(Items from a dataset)

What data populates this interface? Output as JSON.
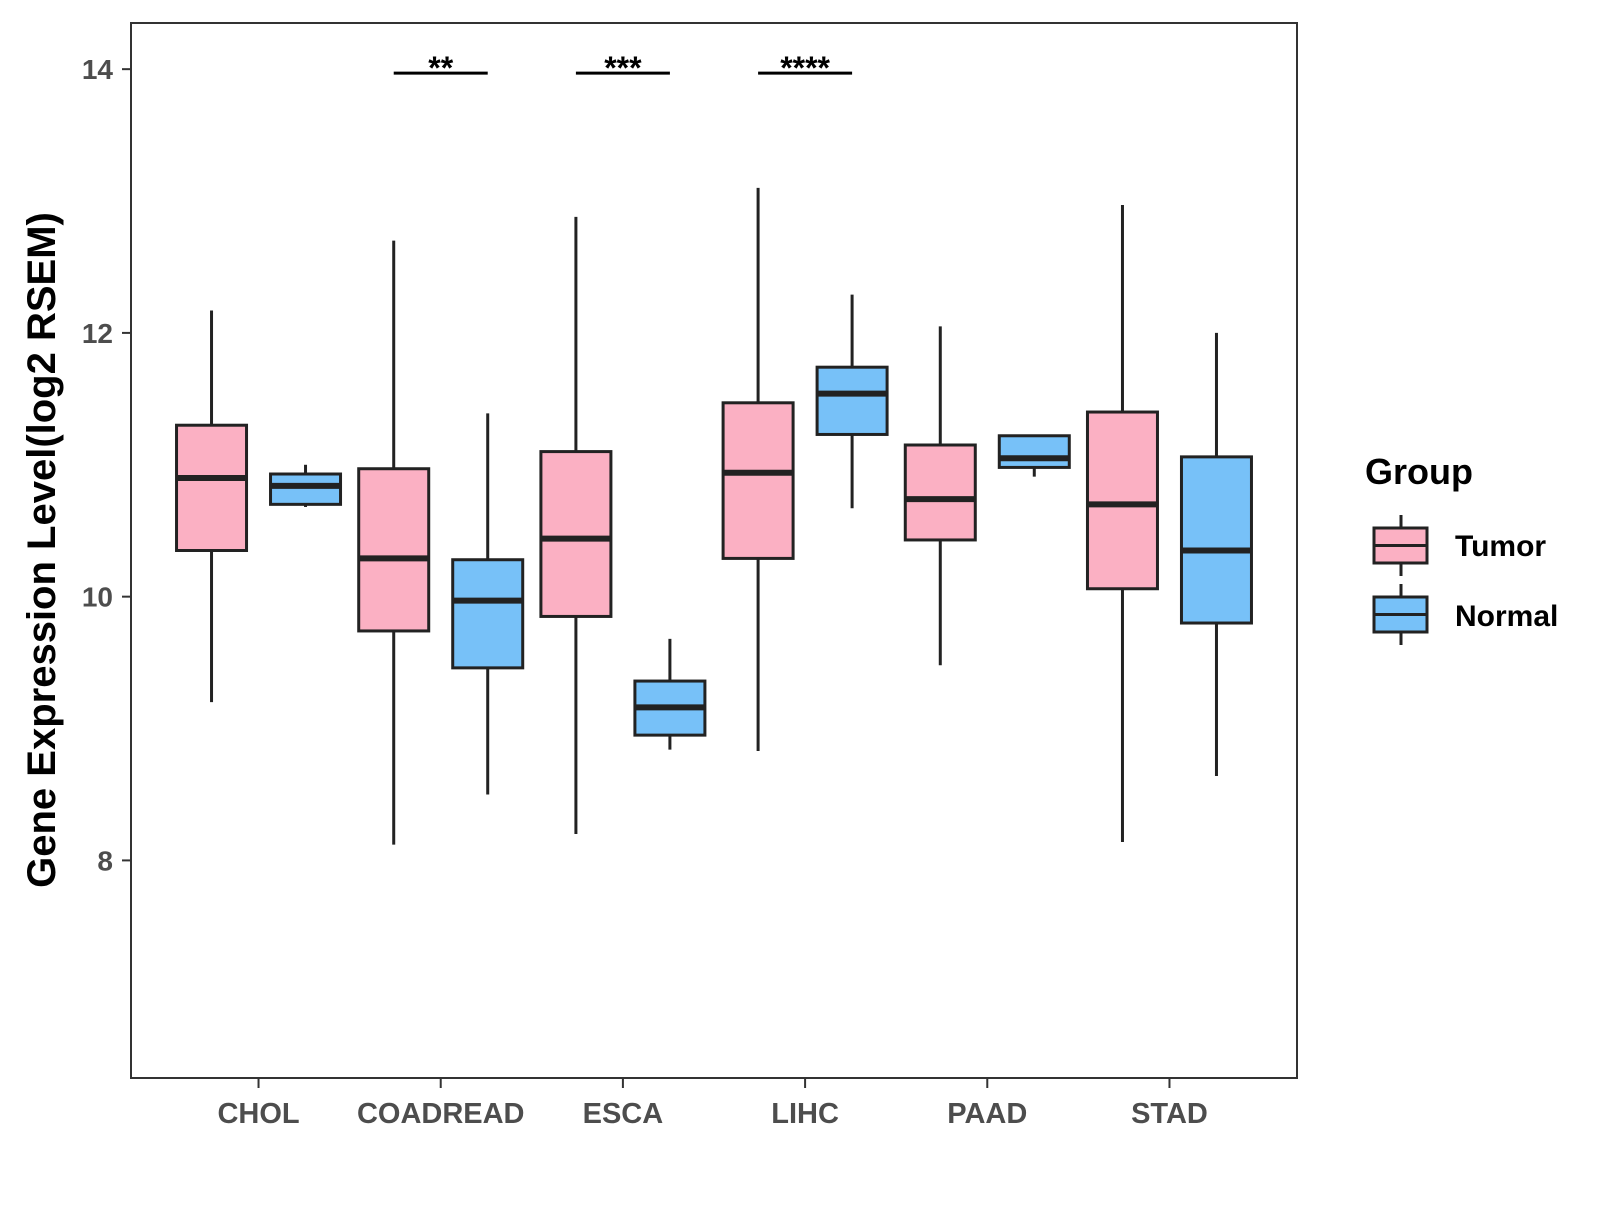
{
  "chart_data": {
    "type": "boxplot",
    "title": "",
    "xlabel": "",
    "ylabel": "Gene Expression Level(log2 RSEM)",
    "ylim": [
      6.35,
      14.35
    ],
    "yticks": [
      8,
      10,
      12,
      14
    ],
    "grid": false,
    "categories": [
      "CHOL",
      "COADREAD",
      "ESCA",
      "LIHC",
      "PAAD",
      "STAD"
    ],
    "legend": {
      "title": "Group",
      "position": "right",
      "entries": [
        {
          "name": "Tumor",
          "color": "#FBB0C3"
        },
        {
          "name": "Normal",
          "color": "#77C1F8"
        }
      ]
    },
    "series": [
      {
        "name": "Tumor",
        "color": "#FBB0C3",
        "boxes": [
          {
            "category": "CHOL",
            "min": 9.2,
            "q1": 10.35,
            "median": 10.9,
            "q3": 11.3,
            "max": 12.17
          },
          {
            "category": "COADREAD",
            "min": 8.12,
            "q1": 9.74,
            "median": 10.29,
            "q3": 10.97,
            "max": 12.7
          },
          {
            "category": "ESCA",
            "min": 8.2,
            "q1": 9.85,
            "median": 10.44,
            "q3": 11.1,
            "max": 12.88
          },
          {
            "category": "LIHC",
            "min": 8.83,
            "q1": 10.29,
            "median": 10.94,
            "q3": 11.47,
            "max": 13.1
          },
          {
            "category": "PAAD",
            "min": 9.48,
            "q1": 10.43,
            "median": 10.74,
            "q3": 11.15,
            "max": 12.05
          },
          {
            "category": "STAD",
            "min": 8.14,
            "q1": 10.06,
            "median": 10.7,
            "q3": 11.4,
            "max": 12.97
          }
        ]
      },
      {
        "name": "Normal",
        "color": "#77C1F8",
        "boxes": [
          {
            "category": "CHOL",
            "min": 10.68,
            "q1": 10.7,
            "median": 10.84,
            "q3": 10.93,
            "max": 11.0
          },
          {
            "category": "COADREAD",
            "min": 8.5,
            "q1": 9.46,
            "median": 9.97,
            "q3": 10.28,
            "max": 11.39
          },
          {
            "category": "ESCA",
            "min": 8.84,
            "q1": 8.95,
            "median": 9.16,
            "q3": 9.36,
            "max": 9.68
          },
          {
            "category": "LIHC",
            "min": 10.67,
            "q1": 11.23,
            "median": 11.54,
            "q3": 11.74,
            "max": 12.29
          },
          {
            "category": "PAAD",
            "min": 10.91,
            "q1": 10.98,
            "median": 11.05,
            "q3": 11.22,
            "max": 11.22
          },
          {
            "category": "STAD",
            "min": 8.64,
            "q1": 9.8,
            "median": 10.35,
            "q3": 11.06,
            "max": 12.0
          }
        ]
      }
    ],
    "annotations": [
      {
        "category": "COADREAD",
        "label": "**",
        "y": 13.97
      },
      {
        "category": "ESCA",
        "label": "***",
        "y": 13.97
      },
      {
        "category": "LIHC",
        "label": "****",
        "y": 13.97
      }
    ]
  }
}
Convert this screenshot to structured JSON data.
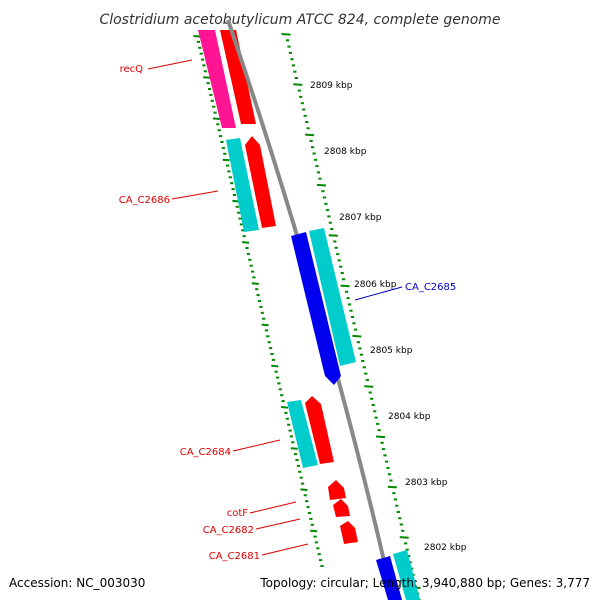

• What is required: The records above need to be restated word for word, with the pictures left out.

• Your solution:
What data populates this interface? Output as JSON.
{
  "chart_data": {
    "type": "boxplot",
    "title": "",
    "xlabel": "",
    "ylabel": "Gene Expression Level(log2 RSEM)",
    "ylim": [
      6.35,
      14.35
    ],
    "yticks": [
      8,
      10,
      12,
      14
    ],
    "grid": false,
    "categories": [
      "CHOL",
      "COADREAD",
      "ESCA",
      "LIHC",
      "PAAD",
      "STAD"
    ],
    "legend": {
      "title": "Group",
      "position": "right",
      "entries": [
        {
          "name": "Tumor",
          "color": "#FBB0C3"
        },
        {
          "name": "Normal",
          "color": "#77C1F8"
        }
      ]
    },
    "series": [
      {
        "name": "Tumor",
        "color": "#FBB0C3",
        "boxes": [
          {
            "category": "CHOL",
            "min": 9.2,
            "q1": 10.35,
            "median": 10.9,
            "q3": 11.3,
            "max": 12.17
          },
          {
            "category": "COADREAD",
            "min": 8.12,
            "q1": 9.74,
            "median": 10.29,
            "q3": 10.97,
            "max": 12.7
          },
          {
            "category": "ESCA",
            "min": 8.2,
            "q1": 9.85,
            "median": 10.44,
            "q3": 11.1,
            "max": 12.88
          },
          {
            "category": "LIHC",
            "min": 8.83,
            "q1": 10.29,
            "median": 10.94,
            "q3": 11.47,
            "max": 13.1
          },
          {
            "category": "PAAD",
            "min": 9.48,
            "q1": 10.43,
            "median": 10.74,
            "q3": 11.15,
            "max": 12.05
          },
          {
            "category": "STAD",
            "min": 8.14,
            "q1": 10.06,
            "median": 10.7,
            "q3": 11.4,
            "max": 12.97
          }
        ]
      },
      {
        "name": "Normal",
        "color": "#77C1F8",
        "boxes": [
          {
            "category": "CHOL",
            "min": 10.68,
            "q1": 10.7,
            "median": 10.84,
            "q3": 10.93,
            "max": 11.0
          },
          {
            "category": "COADREAD",
            "min": 8.5,
            "q1": 9.46,
            "median": 9.97,
            "q3": 10.28,
            "max": 11.39
          },
          {
            "category": "ESCA",
            "min": 8.84,
            "q1": 8.95,
            "median": 9.16,
            "q3": 9.36,
            "max": 9.68
          },
          {
            "category": "LIHC",
            "min": 10.67,
            "q1": 11.23,
            "median": 11.54,
            "q3": 11.74,
            "max": 12.29
          },
          {
            "category": "PAAD",
            "min": 10.91,
            "q1": 10.98,
            "median": 11.05,
            "q3": 11.22,
            "max": 11.22
          },
          {
            "category": "STAD",
            "min": 8.64,
            "q1": 9.8,
            "median": 10.35,
            "q3": 11.06,
            "max": 12.0
          }
        ]
      }
    ],
    "annotations": [
      {
        "category": "COADREAD",
        "label": "**",
        "y": 13.97
      },
      {
        "category": "ESCA",
        "label": "***",
        "y": 13.97
      },
      {
        "category": "LIHC",
        "label": "****",
        "y": 13.97
      }
    ]
  }
}
Convert this screenshot to structured JSON data.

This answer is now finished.